Goal
Could you write out the rows again, from the start of the rows through the one containing "- short-menu-icon[interactable]: ⋮: [146, 274, 160, 290]", with "taskbar-app-icon" replaced by "taskbar-icon" and nothing else changed?

Supplied records

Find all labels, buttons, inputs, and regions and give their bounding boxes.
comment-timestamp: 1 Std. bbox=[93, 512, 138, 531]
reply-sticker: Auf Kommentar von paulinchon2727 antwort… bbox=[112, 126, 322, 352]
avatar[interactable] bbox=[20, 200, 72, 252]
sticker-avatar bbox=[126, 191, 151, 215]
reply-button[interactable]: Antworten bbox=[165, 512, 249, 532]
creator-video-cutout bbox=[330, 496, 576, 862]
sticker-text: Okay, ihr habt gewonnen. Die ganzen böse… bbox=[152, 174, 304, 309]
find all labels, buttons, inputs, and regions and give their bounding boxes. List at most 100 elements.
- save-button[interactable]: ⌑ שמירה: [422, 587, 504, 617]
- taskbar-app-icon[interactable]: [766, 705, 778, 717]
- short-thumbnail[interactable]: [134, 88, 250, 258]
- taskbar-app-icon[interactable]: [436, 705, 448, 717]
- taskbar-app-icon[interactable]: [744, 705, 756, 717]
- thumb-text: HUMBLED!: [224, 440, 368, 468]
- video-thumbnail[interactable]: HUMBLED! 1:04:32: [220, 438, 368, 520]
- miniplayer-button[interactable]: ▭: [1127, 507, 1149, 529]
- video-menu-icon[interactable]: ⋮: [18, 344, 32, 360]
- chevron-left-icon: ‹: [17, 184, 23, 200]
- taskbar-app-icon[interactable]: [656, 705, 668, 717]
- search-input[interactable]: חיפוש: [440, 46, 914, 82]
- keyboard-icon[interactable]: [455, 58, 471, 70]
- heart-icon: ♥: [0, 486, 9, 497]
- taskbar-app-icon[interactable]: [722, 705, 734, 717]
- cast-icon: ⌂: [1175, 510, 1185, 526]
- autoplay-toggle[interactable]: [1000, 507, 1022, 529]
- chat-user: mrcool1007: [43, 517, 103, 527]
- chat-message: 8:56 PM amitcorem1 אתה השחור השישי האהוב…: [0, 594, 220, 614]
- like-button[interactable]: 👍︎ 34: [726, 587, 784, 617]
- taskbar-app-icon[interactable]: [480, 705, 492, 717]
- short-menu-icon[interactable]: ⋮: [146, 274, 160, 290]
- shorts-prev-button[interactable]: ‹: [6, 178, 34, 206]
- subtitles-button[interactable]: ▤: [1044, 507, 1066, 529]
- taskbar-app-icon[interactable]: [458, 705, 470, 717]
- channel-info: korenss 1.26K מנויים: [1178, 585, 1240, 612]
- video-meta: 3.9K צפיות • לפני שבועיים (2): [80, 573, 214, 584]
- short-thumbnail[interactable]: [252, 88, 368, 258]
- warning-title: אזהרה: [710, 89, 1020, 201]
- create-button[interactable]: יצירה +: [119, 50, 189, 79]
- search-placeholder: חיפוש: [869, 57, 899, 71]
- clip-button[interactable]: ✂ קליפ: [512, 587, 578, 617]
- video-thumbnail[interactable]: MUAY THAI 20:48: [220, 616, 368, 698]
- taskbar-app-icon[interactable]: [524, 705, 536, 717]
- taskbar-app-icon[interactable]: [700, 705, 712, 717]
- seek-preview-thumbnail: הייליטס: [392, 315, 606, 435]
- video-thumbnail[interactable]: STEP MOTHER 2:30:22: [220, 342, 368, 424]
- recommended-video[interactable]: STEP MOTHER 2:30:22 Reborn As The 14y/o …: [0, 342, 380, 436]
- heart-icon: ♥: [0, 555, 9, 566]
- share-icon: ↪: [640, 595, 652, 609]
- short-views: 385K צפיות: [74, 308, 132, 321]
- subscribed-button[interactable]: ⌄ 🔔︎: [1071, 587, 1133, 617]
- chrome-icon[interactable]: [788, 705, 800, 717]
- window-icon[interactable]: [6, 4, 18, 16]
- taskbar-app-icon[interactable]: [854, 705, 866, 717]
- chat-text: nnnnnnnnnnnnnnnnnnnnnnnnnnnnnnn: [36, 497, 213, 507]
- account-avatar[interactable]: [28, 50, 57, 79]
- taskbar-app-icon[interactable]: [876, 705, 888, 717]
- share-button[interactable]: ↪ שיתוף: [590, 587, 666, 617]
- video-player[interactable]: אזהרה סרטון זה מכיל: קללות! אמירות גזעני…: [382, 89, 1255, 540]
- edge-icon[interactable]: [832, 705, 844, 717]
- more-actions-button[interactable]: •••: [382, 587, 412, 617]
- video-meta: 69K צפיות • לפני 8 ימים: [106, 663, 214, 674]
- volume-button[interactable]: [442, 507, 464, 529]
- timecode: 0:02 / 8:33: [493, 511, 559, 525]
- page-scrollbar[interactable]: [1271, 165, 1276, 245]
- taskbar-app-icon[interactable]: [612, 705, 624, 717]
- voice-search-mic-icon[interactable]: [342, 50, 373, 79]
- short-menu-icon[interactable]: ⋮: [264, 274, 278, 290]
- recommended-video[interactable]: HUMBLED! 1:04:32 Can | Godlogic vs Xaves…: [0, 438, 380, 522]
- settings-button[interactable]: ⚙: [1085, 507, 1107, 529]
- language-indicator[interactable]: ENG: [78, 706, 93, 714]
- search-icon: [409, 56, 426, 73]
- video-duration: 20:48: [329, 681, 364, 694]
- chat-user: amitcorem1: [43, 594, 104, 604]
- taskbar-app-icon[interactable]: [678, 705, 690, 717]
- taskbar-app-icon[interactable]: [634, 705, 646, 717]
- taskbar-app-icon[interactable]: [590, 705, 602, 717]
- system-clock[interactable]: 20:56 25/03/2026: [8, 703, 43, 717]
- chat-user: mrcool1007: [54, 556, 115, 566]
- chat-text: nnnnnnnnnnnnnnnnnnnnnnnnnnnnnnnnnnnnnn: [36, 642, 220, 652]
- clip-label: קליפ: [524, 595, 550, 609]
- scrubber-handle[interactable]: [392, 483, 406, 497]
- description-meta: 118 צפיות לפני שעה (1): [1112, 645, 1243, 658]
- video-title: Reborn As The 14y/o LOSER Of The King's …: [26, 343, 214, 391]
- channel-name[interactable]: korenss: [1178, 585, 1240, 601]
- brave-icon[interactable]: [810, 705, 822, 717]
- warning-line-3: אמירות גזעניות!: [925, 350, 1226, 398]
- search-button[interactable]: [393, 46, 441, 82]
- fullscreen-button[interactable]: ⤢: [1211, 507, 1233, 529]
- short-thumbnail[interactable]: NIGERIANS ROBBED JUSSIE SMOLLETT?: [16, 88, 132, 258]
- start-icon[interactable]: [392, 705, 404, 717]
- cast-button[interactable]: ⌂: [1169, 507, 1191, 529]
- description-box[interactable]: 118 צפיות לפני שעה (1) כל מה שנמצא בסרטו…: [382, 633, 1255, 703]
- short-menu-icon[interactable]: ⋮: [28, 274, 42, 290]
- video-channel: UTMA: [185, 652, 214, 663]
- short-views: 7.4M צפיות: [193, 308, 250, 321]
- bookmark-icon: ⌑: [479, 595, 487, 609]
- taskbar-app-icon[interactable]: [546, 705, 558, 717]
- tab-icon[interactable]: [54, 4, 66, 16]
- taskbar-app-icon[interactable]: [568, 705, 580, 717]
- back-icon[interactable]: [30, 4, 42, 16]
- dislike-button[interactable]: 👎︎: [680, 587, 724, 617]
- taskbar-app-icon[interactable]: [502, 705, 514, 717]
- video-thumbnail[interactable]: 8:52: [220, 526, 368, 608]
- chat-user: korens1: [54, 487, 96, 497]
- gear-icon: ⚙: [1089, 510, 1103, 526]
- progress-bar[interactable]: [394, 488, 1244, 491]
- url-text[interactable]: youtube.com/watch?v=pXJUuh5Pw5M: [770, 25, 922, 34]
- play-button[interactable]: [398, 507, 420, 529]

Written solution
Find all labels, buttons, inputs, and regions and give their bounding boxes.
comment-timestamp: 1 Std. bbox=[93, 512, 138, 531]
reply-sticker: Auf Kommentar von paulinchon2727 antwort… bbox=[112, 126, 322, 352]
avatar[interactable] bbox=[20, 200, 72, 252]
sticker-avatar bbox=[126, 191, 151, 215]
reply-button[interactable]: Antworten bbox=[165, 512, 249, 532]
creator-video-cutout bbox=[330, 496, 576, 862]
sticker-text: Okay, ihr habt gewonnen. Die ganzen böse… bbox=[152, 174, 304, 309]
find all labels, buttons, inputs, and regions and give their bounding boxes. List at most 100 elements.
- save-button[interactable]: ⌑ שמירה: [422, 587, 504, 617]
- taskbar-icon[interactable]: [766, 705, 778, 717]
- short-thumbnail[interactable]: [134, 88, 250, 258]
- taskbar-icon[interactable]: [436, 705, 448, 717]
- taskbar-icon[interactable]: [744, 705, 756, 717]
- thumb-text: HUMBLED!: [224, 440, 368, 468]
- video-thumbnail[interactable]: HUMBLED! 1:04:32: [220, 438, 368, 520]
- miniplayer-button[interactable]: ▭: [1127, 507, 1149, 529]
- video-menu-icon[interactable]: ⋮: [18, 344, 32, 360]
- chevron-left-icon: ‹: [17, 184, 23, 200]
- taskbar-icon[interactable]: [656, 705, 668, 717]
- search-input[interactable]: חיפוש: [440, 46, 914, 82]
- keyboard-icon[interactable]: [455, 58, 471, 70]
- heart-icon: ♥: [0, 486, 9, 497]
- taskbar-icon[interactable]: [722, 705, 734, 717]
- cast-icon: ⌂: [1175, 510, 1185, 526]
- autoplay-toggle[interactable]: [1000, 507, 1022, 529]
- chat-user: mrcool1007: [43, 517, 103, 527]
- chat-message: 8:56 PM amitcorem1 אתה השחור השישי האהוב…: [0, 594, 220, 614]
- like-button[interactable]: 👍︎ 34: [726, 587, 784, 617]
- taskbar-icon[interactable]: [480, 705, 492, 717]
- short-menu-icon[interactable]: ⋮: [146, 274, 160, 290]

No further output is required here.